Task: Repeat the material verbatim. Images are excluded from the copy.

Exercise materials:
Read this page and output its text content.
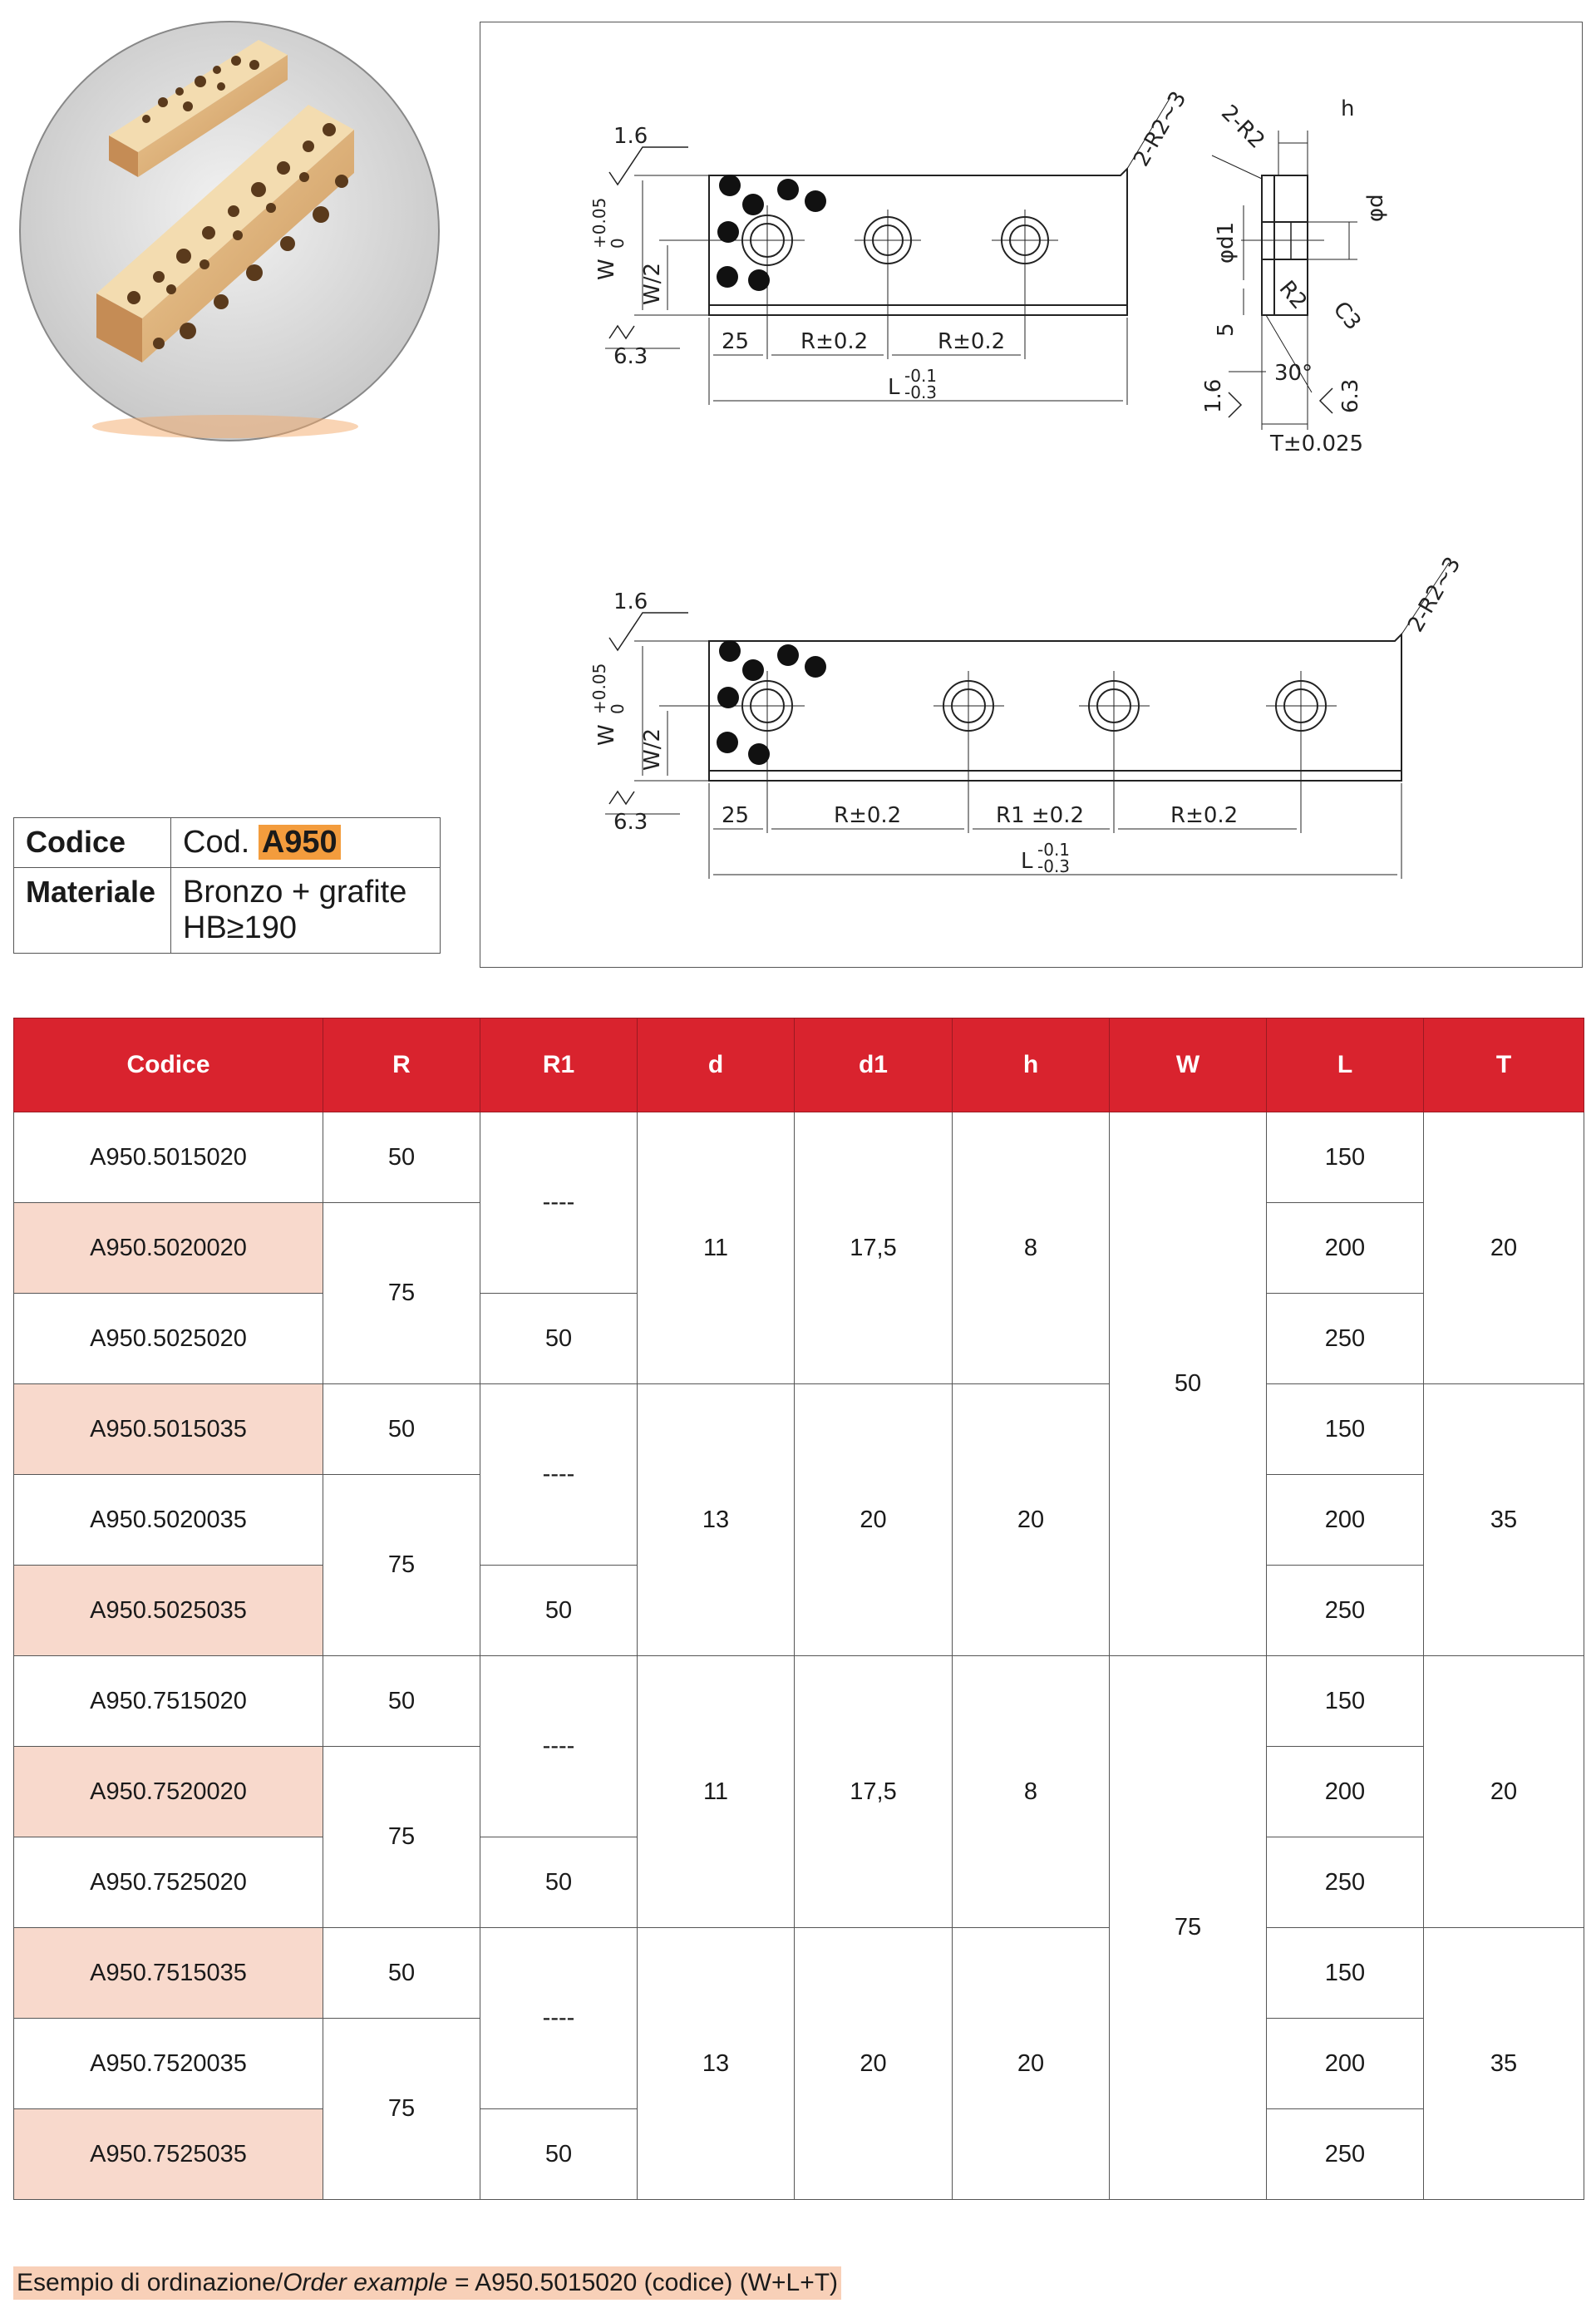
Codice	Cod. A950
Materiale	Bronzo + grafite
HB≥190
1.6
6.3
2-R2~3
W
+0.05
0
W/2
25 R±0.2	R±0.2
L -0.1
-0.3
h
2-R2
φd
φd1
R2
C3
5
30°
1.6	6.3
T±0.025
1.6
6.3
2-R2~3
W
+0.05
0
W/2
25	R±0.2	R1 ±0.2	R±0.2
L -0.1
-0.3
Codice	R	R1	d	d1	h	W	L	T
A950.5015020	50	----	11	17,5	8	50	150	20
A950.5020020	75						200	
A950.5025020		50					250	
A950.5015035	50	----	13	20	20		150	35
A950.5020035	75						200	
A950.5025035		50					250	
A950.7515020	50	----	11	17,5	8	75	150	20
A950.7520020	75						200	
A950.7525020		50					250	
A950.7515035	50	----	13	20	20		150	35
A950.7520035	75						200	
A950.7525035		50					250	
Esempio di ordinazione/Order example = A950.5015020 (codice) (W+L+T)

Worked solution:
Read this page and output its text content.
Codice	Cod. A950
Materiale	Bronzo + grafite
HB≥190
1.6
6.3
2-R2~3
W
+0.05
0
W/2
25 R±0.2	R±0.2
L -0.1
-0.3
h
2-R2
φd
φd1
R2
C3
5
30°
1.6	6.3
T±0.025
1.6
6.3
2-R2~3
W
+0.05
0
W/2
25	R±0.2	R1 ±0.2	R±0.2
L -0.1
-0.3
Codice	R	R1	d	d1	h	W	L	T
A950.5015020	50	----	11	17,5	8	50	150	20
A950.5020020	75						200	
A950.5025020		50					250	
A950.5015035	50	----	13	20	20		150	35
A950.5020035	75						200	
A950.5025035		50					250	
A950.7515020	50	----	11	17,5	8	75	150	20
A950.7520020	75						200	
A950.7525020		50					250	
A950.7515035	50	----	13	20	20		150	35
A950.7520035	75						200	
A950.7525035		50					250	
Esempio di ordinazione/Order example = A950.5015020 (codice) (W+L+T)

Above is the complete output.